*Aim of the exercise*. If a line in the listing contains "associati", copy it out whole.
== Data supplied
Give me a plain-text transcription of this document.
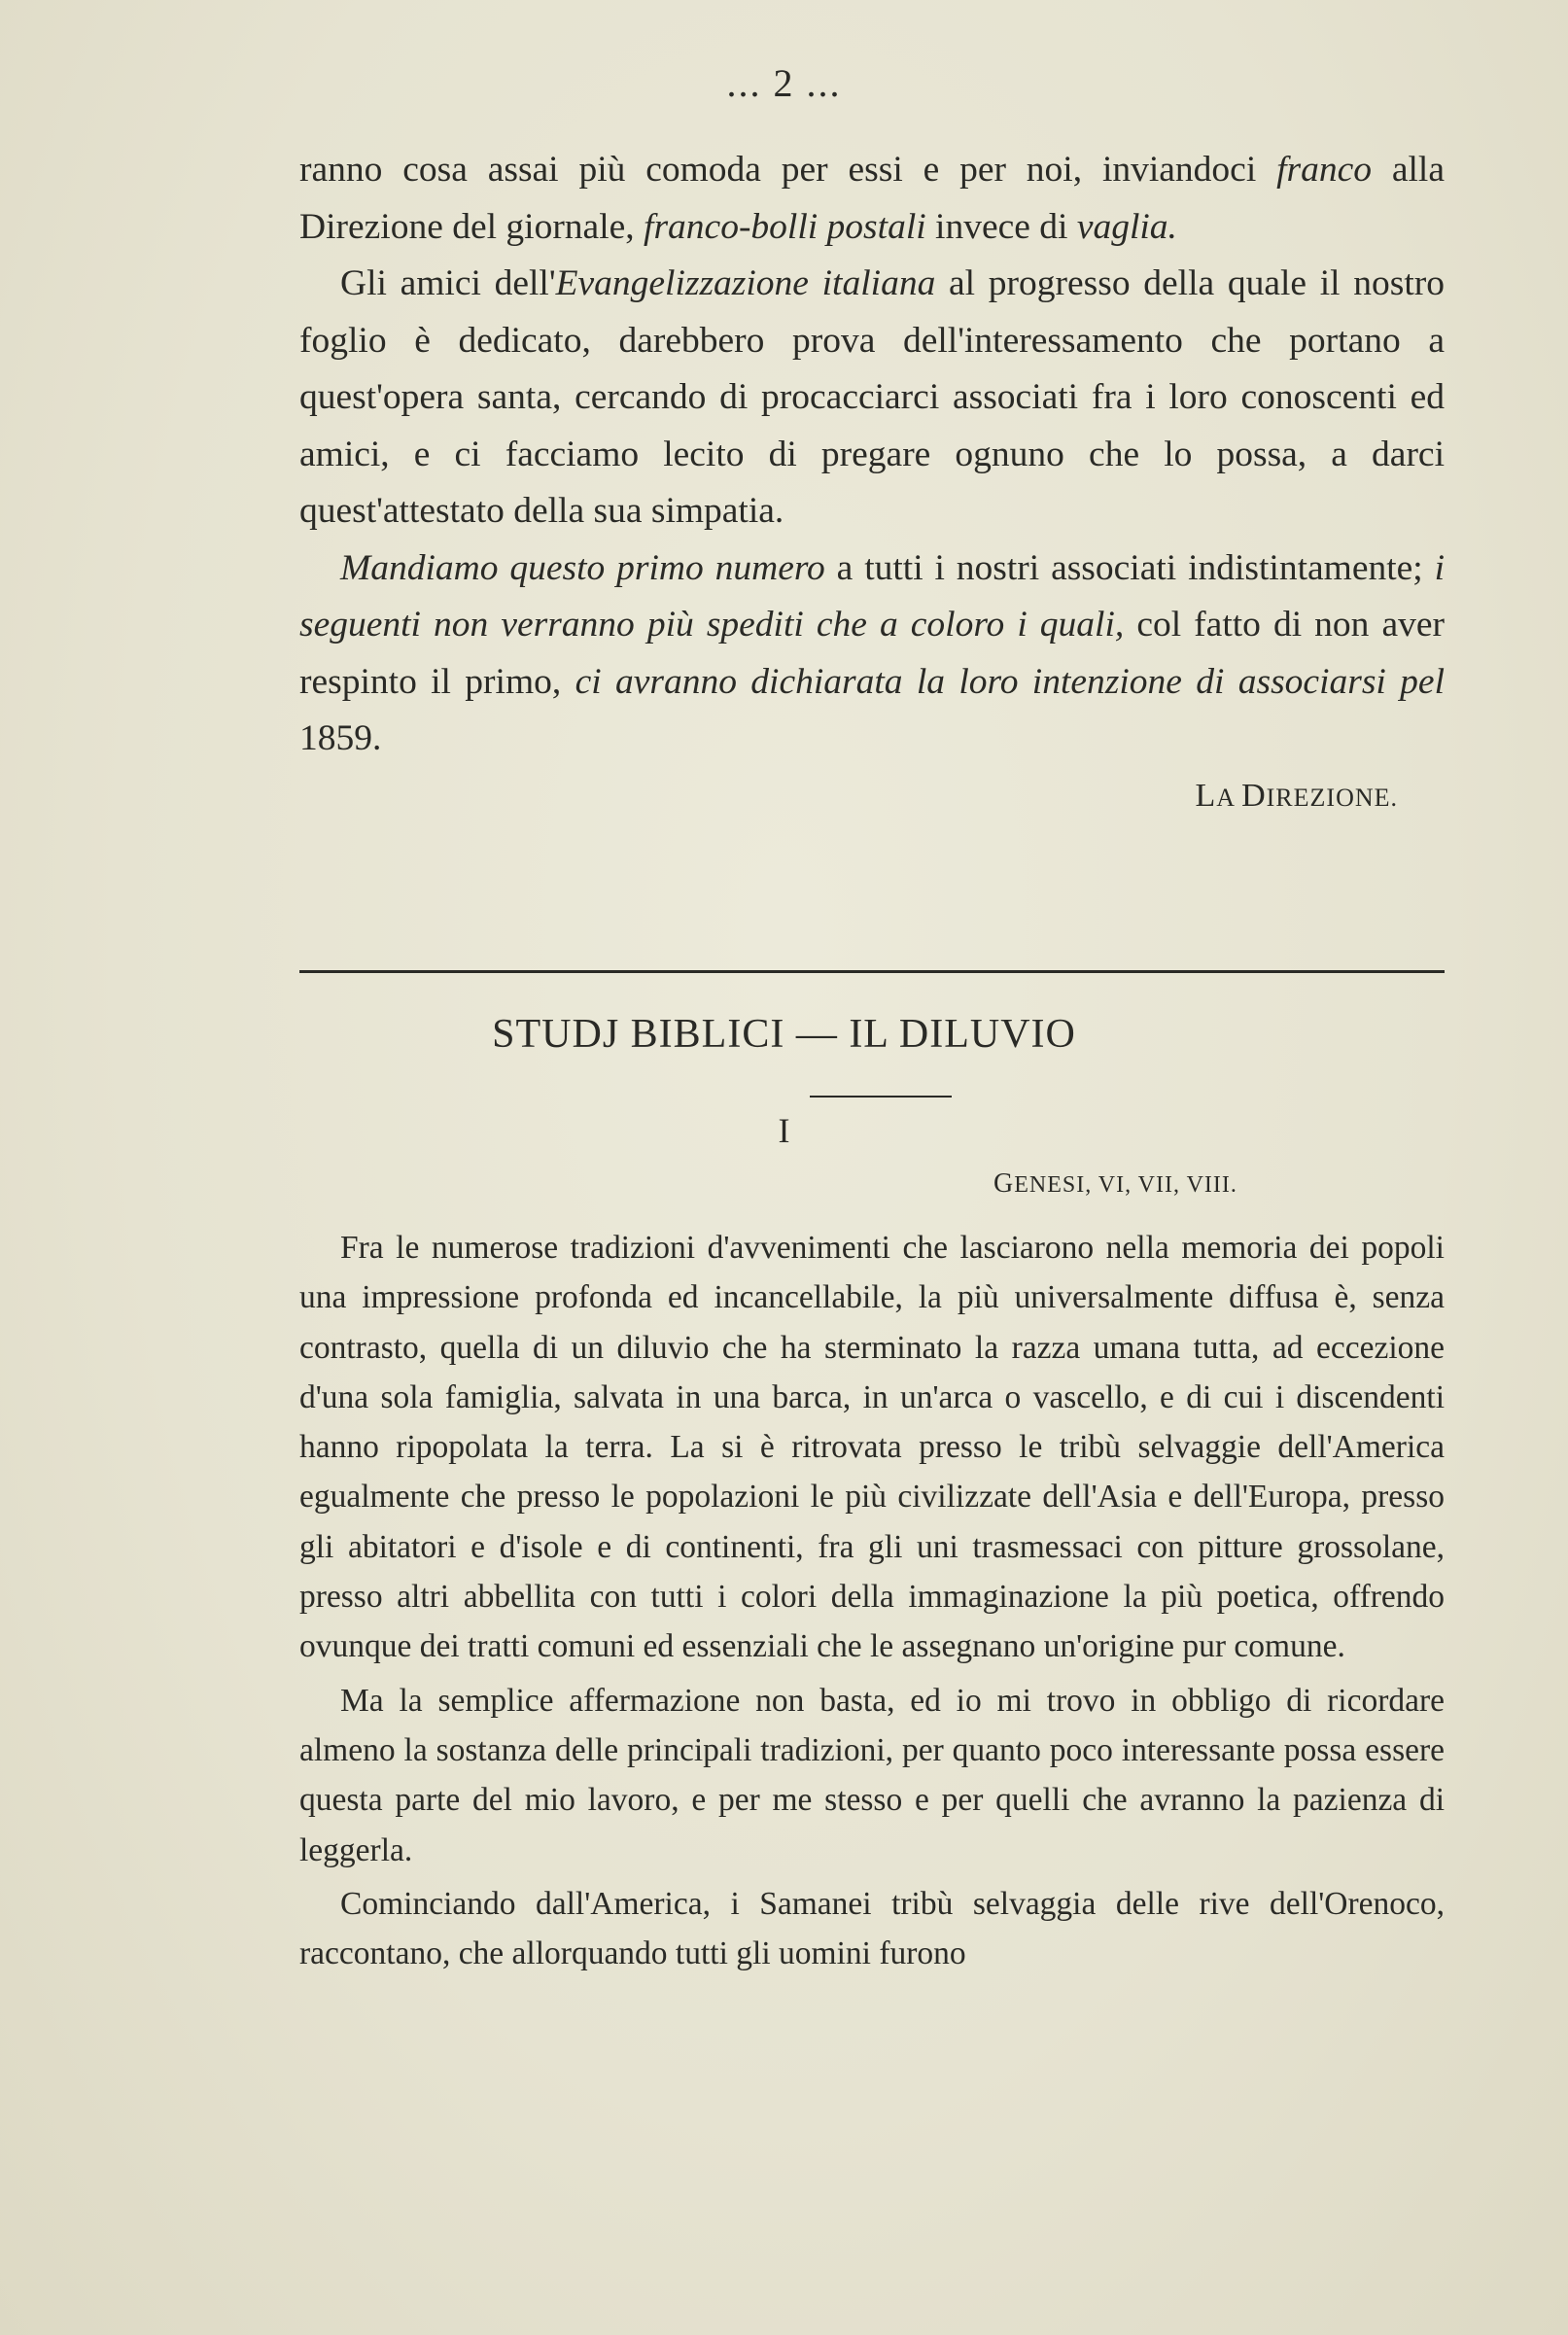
... 2 ...

ranno cosa assai più comoda per essi e per noi, inviandoci franco alla Direzione del giornale, franco-bolli postali invece di vaglia.

Gli amici dell'Evangelizzazione italiana al progresso della quale il nostro foglio è dedicato, darebbero prova dell'interessamento che portano a quest'opera santa, cercando di procacciarci associati fra i loro conoscenti ed amici, e ci facciamo lecito di pregare ognuno che lo possa, a darci quest'attestato della sua simpatia.

Mandiamo questo primo numero a tutti i nostri associati indistintamente; i seguenti non verranno più spediti che a coloro i quali, col fatto di non aver respinto il primo, ci avranno dichiarata la loro intenzione di associarsi pel 1859.

LA DIREZIONE.
STUDJ BIBLICI — IL DILUVIO
I
GENESI, VI, VII, VIII.

Fra le numerose tradizioni d'avvenimenti che lasciarono nella memoria dei popoli una impressione profonda ed incancellabile, la più universalmente diffusa è, senza contrasto, quella di un diluvio che ha sterminato la razza umana tutta, ad eccezione d'una sola famiglia, salvata in una barca, in un'arca o vascello, e di cui i discendenti hanno ripopolata la terra. La si è ritrovata presso le tribù selvaggie dell'America egualmente che presso le popolazioni le più civilizzate dell'Asia e dell'Europa, presso gli abitatori e d'isole e di continenti, fra gli uni trasmessaci con pitture grossolane, presso altri abbellita con tutti i colori della immaginazione la più poetica, offrendo ovunque dei tratti comuni ed essenziali che le assegnano un'origine pur comune.

Ma la semplice affermazione non basta, ed io mi trovo in obbligo di ricordare almeno la sostanza delle principali tradizioni, per quanto poco interessante possa essere questa parte del mio lavoro, e per me stesso e per quelli che avranno la pazienza di leggerla.

Cominciando dall'America, i Samanei tribù selvaggia delle rive dell'Orenoco, raccontano, che allorquando tutti gli uomini furono
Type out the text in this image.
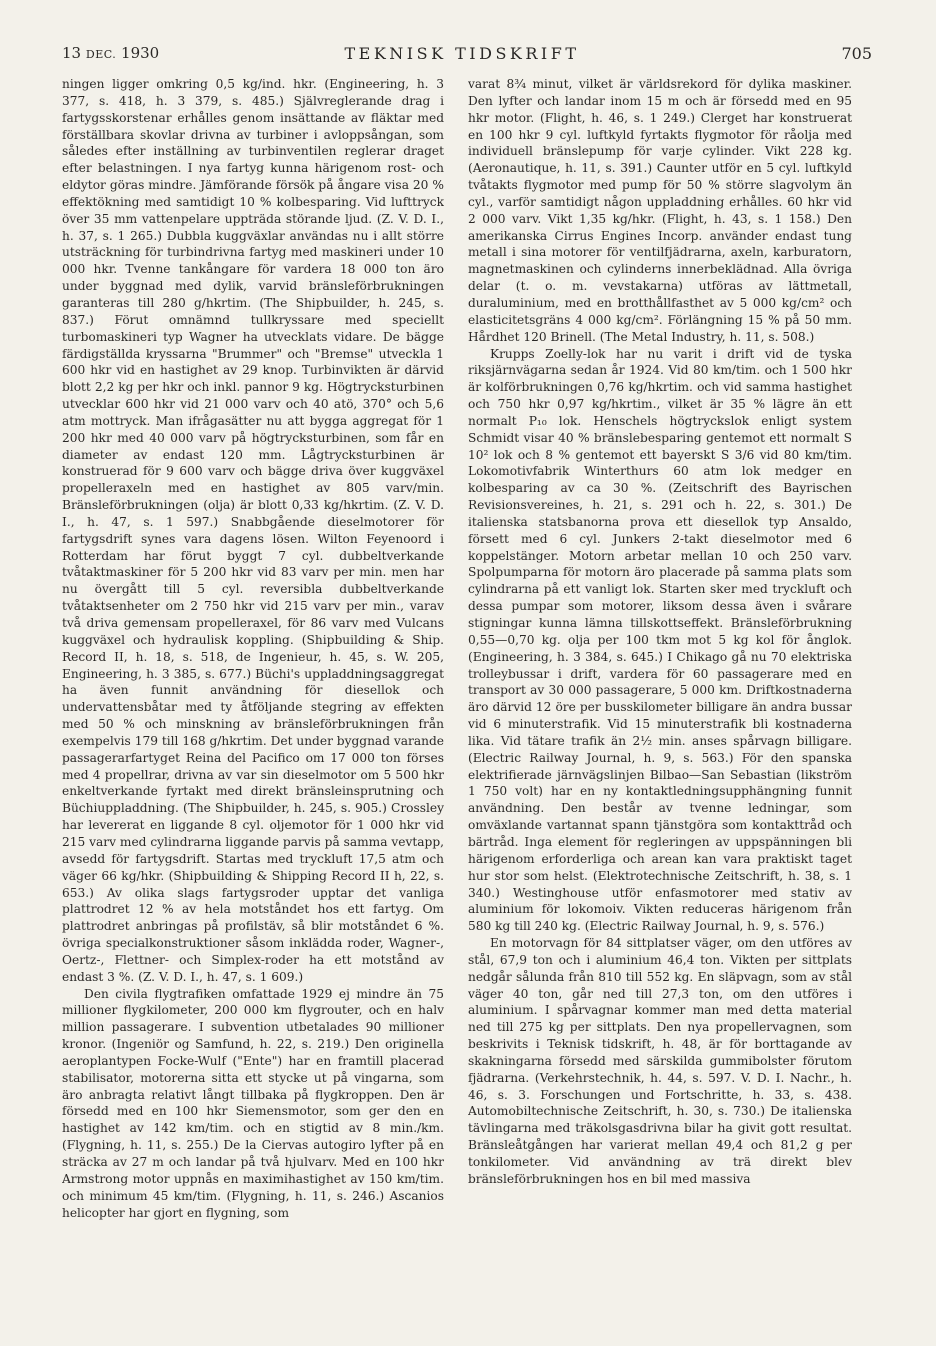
13 DEC. 1930	TEKNISK TIDSKRIFT	705

ningen ligger omkring 0,5 kg/ind. hkr. (Engineering, h. 3 377, s. 418, h. 3 379, s. 485.) Självreglerande drag i fartygsskorstenar erhålles genom insättande av fläktar med förställbara skovlar drivna av turbiner i avloppsångan, som således efter inställning av turbinventilen reglerar draget efter belastningen. I nya fartyg kunna härigenom rost- och eldytor göras mindre. Jämförande försök på ångare visa 20 % effektökning med samtidigt 10 % kolbesparing. Vid lufttryck över 35 mm vattenpelare uppträda störande ljud. (Z. V. D. I., h. 37, s. 1 265.) Dubbla kuggväxlar användas nu i allt större utsträckning för turbindrivna fartyg med maskineri under 10 000 hkr. Tvenne tankångare för vardera 18 000 ton äro under byggnad med dylik, varvid bränsleförbrukningen garanteras till 280 g/hkrtim. (The Shipbuilder, h. 245, s. 837.) Förut omnämnd tullkryssare med speciellt turbomaskineri typ Wagner ha utvecklats vidare. De bägge färdigställda kryssarna "Brummer" och "Bremse" utveckla 1 600 hkr vid en hastighet av 29 knop. Turbinvikten är därvid blott 2,2 kg per hkr och inkl. pannor 9 kg. Högtrycksturbinen utvecklar 600 hkr vid 21 000 varv och 40 atö, 370° och 5,6 atm mottryck. Man ifrågasätter nu att bygga aggregat för 1 200 hkr med 40 000 varv på högtrycksturbinen, som får en diameter av endast 120 mm. Lågtrycksturbinen är konstruerad för 9 600 varv och bägge driva över kuggväxel propelleraxeln med en hastighet av 805 varv/min. Bränsleförbrukningen (olja) är blott 0,33 kg/hkrtim. (Z. V. D. I., h. 47, s. 1 597.) Snabbgående dieselmotorer för fartygsdrift synes vara dagens lösen. Wilton Feyenoord i Rotterdam har förut byggt 7 cyl. dubbeltverkande tvåtaktmaskiner för 5 200 hkr vid 83 varv per min. men har nu övergått till 5 cyl. reversibla dubbeltverkande tvåtaktsenheter om 2 750 hkr vid 215 varv per min., varav två driva gemensam propelleraxel, för 86 varv med Vulcans kuggväxel och hydraulisk koppling. (Shipbuilding & Ship. Record II, h. 18, s. 518, de Ingenieur, h. 45, s. W. 205, Engineering, h. 3 385, s. 677.) Büchi's uppladdningsaggregat ha även funnit användning för diesellok och undervattensbåtar med ty åtföljande stegring av effekten med 50 % och minskning av bränsleförbrukningen från exempelvis 179 till 168 g/hkrtim. Det under byggnad varande passagerarfartyget Reina del Pacifico om 17 000 ton förses med 4 propellrar, drivna av var sin dieselmotor om 5 500 hkr enkeltverkande fyrtakt med direkt bränsleinsprutning och Büchiuppladdning. (The Shipbuilder, h. 245, s. 905.) Crossley har levererat en liggande 8 cyl. oljemotor för 1 000 hkr vid 215 varv med cylindrarna liggande parvis på samma vevtapp, avsedd för fartygsdrift. Startas med tryckluft 17,5 atm och väger 66 kg/hkr. (Shipbuilding & Shipping Record II h, 22, s. 653.) Av olika slags fartygsroder upptar det vanliga plattrodret 12 % av hela motståndet hos ett fartyg. Om plattrodret anbringas på profilstäv, så blir motståndet 6 %. övriga specialkonstruktioner såsom inklädda roder, Wagner-, Oertz-, Flettner- och Simplex-roder ha ett motstånd av endast 3 %. (Z. V. D. I., h. 47, s. 1 609.)

Den civila flygtrafiken omfattade 1929 ej mindre än 75 millioner flygkilometer, 200 000 km flygrouter, och en halv million passagerare. I subvention utbetalades 90 millioner kronor. (Ingeniör og Samfund, h. 22, s. 219.) Den originella aeroplantypen Focke-Wulf ("Ente") har en framtill placerad stabilisator, motorerna sitta ett stycke ut på vingarna, som äro anbragta relativt långt tillbaka på flygkroppen. Den är försedd med en 100 hkr Siemensmotor, som ger den en hastighet av 142 km/tim. och en stigtid av 8 min./km. (Flygning, h. 11, s. 255.) De la Ciervas autogiro lyfter på en sträcka av 27 m och landar på två hjulvarv. Med en 100 hkr Armstrong motor uppnås en maximihastighet av 150 km/tim. och minimum 45 km/tim. (Flygning, h. 11, s. 246.) Ascanios helicopter har gjort en flygning, som

varat 8¾ minut, vilket är världsrekord för dylika maskiner. Den lyfter och landar inom 15 m och är försedd med en 95 hkr motor. (Flight, h. 46, s. 1 249.) Clerget har konstruerat en 100 hkr 9 cyl. luftkyld fyrtakts flygmotor för råolja med individuell bränslepump för varje cylinder. Vikt 228 kg. (Aeronautique, h. 11, s. 391.) Caunter utför en 5 cyl. luftkyld tvåtakts flygmotor med pump för 50 % större slagvolym än cyl., varför samtidigt någon uppladdning erhålles. 60 hkr vid 2 000 varv. Vikt 1,35 kg/hkr. (Flight, h. 43, s. 1 158.) Den amerikanska Cirrus Engines Incorp. använder endast tung metall i sina motorer för ventilfjädrarna, axeln, karburatorn, magnetmaskinen och cylinderns innerbeklädnad. Alla övriga delar (t. o. m. vevstakarna) utföras av lättmetall, duraluminium, med en brotthållfasthet av 5 000 kg/cm² och elasticitetsgräns 4 000 kg/cm². Förlängning 15 % på 50 mm. Hårdhet 120 Brinell. (The Metal Industry, h. 11, s. 508.)

Krupps Zoelly-lok har nu varit i drift vid de tyska riksjärnvägarna sedan år 1924. Vid 80 km/tim. och 1 500 hkr är kolförbrukningen 0,76 kg/hkrtim. och vid samma hastighet och 750 hkr 0,97 kg/hkrtim., vilket är 35 % lägre än ett normalt P₁₀ lok. Henschels högtryckslok enligt system Schmidt visar 40 % bränslebesparing gentemot ett normalt S 10² lok och 8 % gentemot ett bayerskt S 3/6 vid 80 km/tim. Lokomotivfabrik Winterthurs 60 atm lok medger en kolbesparing av ca 30 %. (Zeitschrift des Bayrischen Revisionsvereines, h. 21, s. 291 och h. 22, s. 301.) De italienska statsbanorna prova ett diesellok typ Ansaldo, försett med 6 cyl. Junkers 2-takt dieselmotor med 6 koppelstänger. Motorn arbetar mellan 10 och 250 varv. Spolpumparna för motorn äro placerade på samma plats som cylindrarna på ett vanligt lok. Starten sker med tryckluft och dessa pumpar som motorer, liksom dessa även i svårare stigningar kunna lämna tillskottseffekt. Bränsleförbrukning 0,55—0,70 kg. olja per 100 tkm mot 5 kg kol för ånglok. (Engineering, h. 3 384, s. 645.) I Chikago gå nu 70 elektriska trolleybussar i drift, vardera för 60 passagerare med en transport av 30 000 passagerare, 5 000 km. Driftkostnaderna äro därvid 12 öre per busskilometer billigare än andra bussar vid 6 minuterstrafik. Vid 15 minuterstrafik bli kostnaderna lika. Vid tätare trafik än 2½ min. anses spårvagn billigare. (Electric Railway Journal, h. 9, s. 563.) För den spanska elektrifierade järnvägslinjen Bilbao—San Sebastian (likström 1 750 volt) har en ny kontaktledningsupphängning funnit användning. Den består av tvenne ledningar, som omväxlande vartannat spann tjänstgöra som kontakttråd och bärtråd. Inga element för regleringen av uppspänningen bli härigenom erforderliga och arean kan vara praktiskt taget hur stor som helst. (Elektrotechnische Zeitschrift, h. 38, s. 1 340.) Westinghouse utför enfasmotorer med stativ av aluminium för lokomoiv. Vikten reduceras härigenom från 580 kg till 240 kg. (Electric Railway Journal, h. 9, s. 576.)

En motorvagn för 84 sittplatser väger, om den utföres av stål, 67,9 ton och i aluminium 46,4 ton. Vikten per sittplats nedgår sålunda från 810 till 552 kg. En släpvagn, som av stål väger 40 ton, går ned till 27,3 ton, om den utföres i aluminium. I spårvagnar kommer man med detta material ned till 275 kg per sittplats. Den nya propellervagnen, som beskrivits i Teknisk tidskrift, h. 48, är för borttagande av skakningarna försedd med särskilda gummibolster förutom fjädrarna. (Verkehrstechnik, h. 44, s. 597. V. D. I. Nachr., h. 46, s. 3. Forschungen und Fortschritte, h. 33, s. 438. Automobiltechnische Zeitschrift, h. 30, s. 730.) De italienska tävlingarna med träkolsgasdrivna bilar ha givit gott resultat. Bränsleåtgången har varierat mellan 49,4 och 81,2 g per tonkilometer. Vid användning av trä direkt blev bränsleförbrukningen hos en bil med massiva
====
*Result of the exercise*.
Gli amici dell'Evangelizzazione italiana al progresso della quale il nostro foglio è dedicato, darebbero prova dell'interessamento che portano a quest'opera santa, cercando di procacciarci associati fra i loro conoscenti ed amici, e ci facciamo lecito di pregare ognuno che lo possa, a darci quest'attestato della sua simpatia.
Mandiamo questo primo numero a tutti i nostri associati indistintamente; i seguenti non verranno più spediti che a coloro i quali, col fatto di non aver respinto il primo, ci avranno dichiarata la loro intenzione di associarsi pel 1859.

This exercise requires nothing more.